Materials provided.
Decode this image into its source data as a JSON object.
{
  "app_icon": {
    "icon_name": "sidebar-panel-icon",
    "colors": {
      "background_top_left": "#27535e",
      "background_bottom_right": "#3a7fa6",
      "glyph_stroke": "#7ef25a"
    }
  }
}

Exercise.
Give back all the data exactly as written.

Task result.
Decode this image into its source data as a JSON object.
{
  "app_icon": {
    "icon_name": "sidebar-panel-icon",
    "colors": {
      "background_top_left": "#27535e",
      "background_bottom_right": "#3a7fa6",
      "glyph_stroke": "#7ef25a"
    }
  }
}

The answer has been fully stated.